● WHAT NEEDS TO BE DONE: Gather every line in the records below that contains the word "JSON".

(Figure dataset records)
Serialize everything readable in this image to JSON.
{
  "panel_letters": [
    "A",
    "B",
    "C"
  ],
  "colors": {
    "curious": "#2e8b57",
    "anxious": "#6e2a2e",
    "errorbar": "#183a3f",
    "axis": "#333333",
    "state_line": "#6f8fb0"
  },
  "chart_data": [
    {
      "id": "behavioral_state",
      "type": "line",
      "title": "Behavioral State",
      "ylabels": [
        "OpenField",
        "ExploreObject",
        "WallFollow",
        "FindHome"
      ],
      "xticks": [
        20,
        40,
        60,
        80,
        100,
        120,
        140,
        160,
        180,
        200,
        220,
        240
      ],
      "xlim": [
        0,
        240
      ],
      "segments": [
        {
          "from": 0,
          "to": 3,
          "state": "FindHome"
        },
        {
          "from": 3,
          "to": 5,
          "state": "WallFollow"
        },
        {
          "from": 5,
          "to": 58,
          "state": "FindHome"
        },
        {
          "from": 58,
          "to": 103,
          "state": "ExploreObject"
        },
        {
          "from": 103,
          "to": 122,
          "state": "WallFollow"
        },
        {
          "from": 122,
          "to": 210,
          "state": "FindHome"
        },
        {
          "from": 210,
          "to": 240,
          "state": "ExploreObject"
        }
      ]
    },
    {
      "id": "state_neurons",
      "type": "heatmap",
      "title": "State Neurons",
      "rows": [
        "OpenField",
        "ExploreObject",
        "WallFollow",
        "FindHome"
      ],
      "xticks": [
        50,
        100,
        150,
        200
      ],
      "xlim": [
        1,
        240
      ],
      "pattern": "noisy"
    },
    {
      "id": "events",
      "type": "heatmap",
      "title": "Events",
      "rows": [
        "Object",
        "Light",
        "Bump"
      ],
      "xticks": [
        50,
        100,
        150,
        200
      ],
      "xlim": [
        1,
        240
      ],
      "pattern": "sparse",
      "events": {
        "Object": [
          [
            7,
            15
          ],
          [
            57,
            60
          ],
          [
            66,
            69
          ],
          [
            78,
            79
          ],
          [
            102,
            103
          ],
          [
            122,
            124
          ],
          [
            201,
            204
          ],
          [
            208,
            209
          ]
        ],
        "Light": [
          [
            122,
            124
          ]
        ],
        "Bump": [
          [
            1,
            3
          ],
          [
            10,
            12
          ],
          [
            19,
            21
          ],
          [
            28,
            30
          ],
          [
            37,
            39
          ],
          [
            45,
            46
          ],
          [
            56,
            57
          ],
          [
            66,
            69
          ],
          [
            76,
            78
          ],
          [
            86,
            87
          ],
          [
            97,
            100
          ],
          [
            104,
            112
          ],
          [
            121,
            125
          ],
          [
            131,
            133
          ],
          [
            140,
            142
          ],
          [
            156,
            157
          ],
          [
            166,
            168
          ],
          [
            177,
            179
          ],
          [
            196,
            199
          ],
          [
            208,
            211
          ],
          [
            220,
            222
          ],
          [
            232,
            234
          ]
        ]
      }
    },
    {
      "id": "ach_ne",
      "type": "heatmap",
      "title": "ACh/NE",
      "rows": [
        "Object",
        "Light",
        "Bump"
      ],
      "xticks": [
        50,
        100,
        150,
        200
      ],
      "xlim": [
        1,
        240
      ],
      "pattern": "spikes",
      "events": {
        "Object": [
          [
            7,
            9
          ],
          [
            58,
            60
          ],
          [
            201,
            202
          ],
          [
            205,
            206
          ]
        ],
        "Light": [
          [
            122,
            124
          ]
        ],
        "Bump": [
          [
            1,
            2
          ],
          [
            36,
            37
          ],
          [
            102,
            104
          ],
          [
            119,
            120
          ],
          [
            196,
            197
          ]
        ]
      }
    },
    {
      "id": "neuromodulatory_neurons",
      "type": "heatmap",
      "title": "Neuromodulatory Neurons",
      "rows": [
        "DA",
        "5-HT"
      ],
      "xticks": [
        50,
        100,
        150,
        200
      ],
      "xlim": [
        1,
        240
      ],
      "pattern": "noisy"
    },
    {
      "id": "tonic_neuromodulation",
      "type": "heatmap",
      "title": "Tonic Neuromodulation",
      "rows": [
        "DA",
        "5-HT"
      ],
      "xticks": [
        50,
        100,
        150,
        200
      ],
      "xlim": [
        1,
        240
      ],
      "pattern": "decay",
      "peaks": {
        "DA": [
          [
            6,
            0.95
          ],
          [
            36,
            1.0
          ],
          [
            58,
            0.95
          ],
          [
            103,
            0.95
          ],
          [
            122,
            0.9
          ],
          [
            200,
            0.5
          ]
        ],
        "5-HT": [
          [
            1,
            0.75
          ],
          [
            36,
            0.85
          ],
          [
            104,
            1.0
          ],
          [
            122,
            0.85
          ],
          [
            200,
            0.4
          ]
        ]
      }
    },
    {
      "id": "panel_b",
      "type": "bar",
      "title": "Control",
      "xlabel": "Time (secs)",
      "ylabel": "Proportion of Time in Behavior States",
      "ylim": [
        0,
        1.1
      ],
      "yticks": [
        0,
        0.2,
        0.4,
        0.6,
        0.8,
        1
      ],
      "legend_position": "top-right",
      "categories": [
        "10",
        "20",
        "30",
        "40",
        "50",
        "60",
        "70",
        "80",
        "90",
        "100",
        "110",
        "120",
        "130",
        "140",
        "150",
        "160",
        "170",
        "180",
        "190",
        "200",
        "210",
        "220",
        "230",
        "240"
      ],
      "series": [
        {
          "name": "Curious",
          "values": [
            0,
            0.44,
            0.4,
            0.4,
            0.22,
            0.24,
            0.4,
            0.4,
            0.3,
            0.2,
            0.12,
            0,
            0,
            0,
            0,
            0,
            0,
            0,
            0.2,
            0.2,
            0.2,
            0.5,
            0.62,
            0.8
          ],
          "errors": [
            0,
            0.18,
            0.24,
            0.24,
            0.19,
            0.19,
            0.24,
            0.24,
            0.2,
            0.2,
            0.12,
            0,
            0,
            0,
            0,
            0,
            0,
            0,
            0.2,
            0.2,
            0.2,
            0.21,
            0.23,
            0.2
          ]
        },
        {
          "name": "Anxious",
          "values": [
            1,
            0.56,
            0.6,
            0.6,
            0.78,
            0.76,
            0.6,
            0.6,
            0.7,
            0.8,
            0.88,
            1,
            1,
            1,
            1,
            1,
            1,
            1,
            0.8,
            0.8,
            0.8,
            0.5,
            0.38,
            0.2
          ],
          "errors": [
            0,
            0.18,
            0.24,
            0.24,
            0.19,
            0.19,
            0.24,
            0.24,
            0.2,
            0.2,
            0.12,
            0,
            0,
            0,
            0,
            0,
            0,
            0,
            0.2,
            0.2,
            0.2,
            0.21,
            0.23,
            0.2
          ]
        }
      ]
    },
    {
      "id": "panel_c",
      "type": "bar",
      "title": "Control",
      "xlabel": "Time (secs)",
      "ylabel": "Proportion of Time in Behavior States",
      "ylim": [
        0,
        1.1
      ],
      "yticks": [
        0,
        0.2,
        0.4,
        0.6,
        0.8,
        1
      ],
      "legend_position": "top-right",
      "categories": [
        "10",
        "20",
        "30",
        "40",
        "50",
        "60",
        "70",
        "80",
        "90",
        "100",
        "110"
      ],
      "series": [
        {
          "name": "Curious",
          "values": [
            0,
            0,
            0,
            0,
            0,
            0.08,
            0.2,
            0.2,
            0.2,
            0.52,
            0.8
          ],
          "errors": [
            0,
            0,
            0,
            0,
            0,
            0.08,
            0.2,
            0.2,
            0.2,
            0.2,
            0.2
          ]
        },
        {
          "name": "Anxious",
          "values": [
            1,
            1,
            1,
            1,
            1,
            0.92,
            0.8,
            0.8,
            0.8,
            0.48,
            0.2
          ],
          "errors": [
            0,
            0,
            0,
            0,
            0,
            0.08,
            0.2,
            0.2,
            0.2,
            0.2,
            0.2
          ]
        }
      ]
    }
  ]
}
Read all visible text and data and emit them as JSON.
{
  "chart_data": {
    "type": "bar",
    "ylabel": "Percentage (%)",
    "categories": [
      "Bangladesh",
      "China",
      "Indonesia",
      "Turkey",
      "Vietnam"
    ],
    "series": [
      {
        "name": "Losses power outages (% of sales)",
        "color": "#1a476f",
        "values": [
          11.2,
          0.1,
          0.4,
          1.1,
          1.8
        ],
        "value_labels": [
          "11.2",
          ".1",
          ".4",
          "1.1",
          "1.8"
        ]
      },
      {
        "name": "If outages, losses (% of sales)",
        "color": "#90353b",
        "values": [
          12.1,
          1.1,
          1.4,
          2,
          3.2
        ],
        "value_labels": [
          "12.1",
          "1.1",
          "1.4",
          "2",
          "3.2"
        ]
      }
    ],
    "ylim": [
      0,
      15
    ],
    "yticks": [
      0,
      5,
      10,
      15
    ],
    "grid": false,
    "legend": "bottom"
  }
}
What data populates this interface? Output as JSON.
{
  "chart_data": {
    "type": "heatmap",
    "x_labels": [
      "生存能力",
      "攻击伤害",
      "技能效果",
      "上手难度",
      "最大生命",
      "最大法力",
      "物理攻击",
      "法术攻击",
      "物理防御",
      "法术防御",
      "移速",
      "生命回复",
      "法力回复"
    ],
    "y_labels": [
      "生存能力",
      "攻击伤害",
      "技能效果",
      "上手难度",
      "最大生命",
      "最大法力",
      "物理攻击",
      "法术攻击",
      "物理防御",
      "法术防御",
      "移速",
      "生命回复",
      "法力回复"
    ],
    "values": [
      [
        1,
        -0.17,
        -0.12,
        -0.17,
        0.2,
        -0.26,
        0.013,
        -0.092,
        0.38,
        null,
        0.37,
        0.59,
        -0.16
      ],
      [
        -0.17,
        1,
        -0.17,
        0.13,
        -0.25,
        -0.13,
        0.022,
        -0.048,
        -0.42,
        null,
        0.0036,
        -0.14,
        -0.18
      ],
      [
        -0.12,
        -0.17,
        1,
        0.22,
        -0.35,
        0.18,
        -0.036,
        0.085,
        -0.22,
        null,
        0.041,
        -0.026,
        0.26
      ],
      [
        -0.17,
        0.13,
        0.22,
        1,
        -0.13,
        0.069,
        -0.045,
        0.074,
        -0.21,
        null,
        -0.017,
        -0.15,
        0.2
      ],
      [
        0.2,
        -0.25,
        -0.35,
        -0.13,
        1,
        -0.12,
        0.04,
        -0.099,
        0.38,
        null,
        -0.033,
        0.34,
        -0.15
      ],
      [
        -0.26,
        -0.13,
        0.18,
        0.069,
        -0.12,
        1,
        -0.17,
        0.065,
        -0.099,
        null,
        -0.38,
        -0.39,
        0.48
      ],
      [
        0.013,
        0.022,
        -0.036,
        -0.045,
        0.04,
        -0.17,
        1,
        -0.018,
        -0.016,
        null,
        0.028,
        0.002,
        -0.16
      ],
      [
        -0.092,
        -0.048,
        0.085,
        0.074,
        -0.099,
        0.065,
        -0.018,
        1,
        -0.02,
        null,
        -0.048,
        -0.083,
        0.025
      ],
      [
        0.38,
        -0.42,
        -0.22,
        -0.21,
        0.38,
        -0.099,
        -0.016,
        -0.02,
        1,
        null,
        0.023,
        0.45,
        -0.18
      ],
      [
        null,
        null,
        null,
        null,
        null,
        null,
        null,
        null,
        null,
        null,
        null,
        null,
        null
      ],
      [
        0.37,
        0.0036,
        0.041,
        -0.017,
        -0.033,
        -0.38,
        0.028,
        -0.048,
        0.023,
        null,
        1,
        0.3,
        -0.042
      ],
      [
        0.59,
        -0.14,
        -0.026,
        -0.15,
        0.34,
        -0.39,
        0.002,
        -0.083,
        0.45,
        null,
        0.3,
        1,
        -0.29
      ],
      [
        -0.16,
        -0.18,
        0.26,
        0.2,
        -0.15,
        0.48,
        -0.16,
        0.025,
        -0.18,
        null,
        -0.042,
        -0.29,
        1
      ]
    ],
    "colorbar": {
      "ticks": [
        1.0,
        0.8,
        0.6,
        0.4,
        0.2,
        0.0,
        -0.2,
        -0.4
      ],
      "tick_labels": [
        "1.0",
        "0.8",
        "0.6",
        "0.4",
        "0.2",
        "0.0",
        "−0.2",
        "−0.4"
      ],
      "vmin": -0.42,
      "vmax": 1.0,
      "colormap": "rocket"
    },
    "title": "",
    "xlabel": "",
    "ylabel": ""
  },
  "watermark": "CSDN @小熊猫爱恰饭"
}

● CORRECT OUTPUT:
Serialize everything readable in this image to JSON.
Read all visible text and data and emit them as JSON.
What data populates this interface? Output as JSON.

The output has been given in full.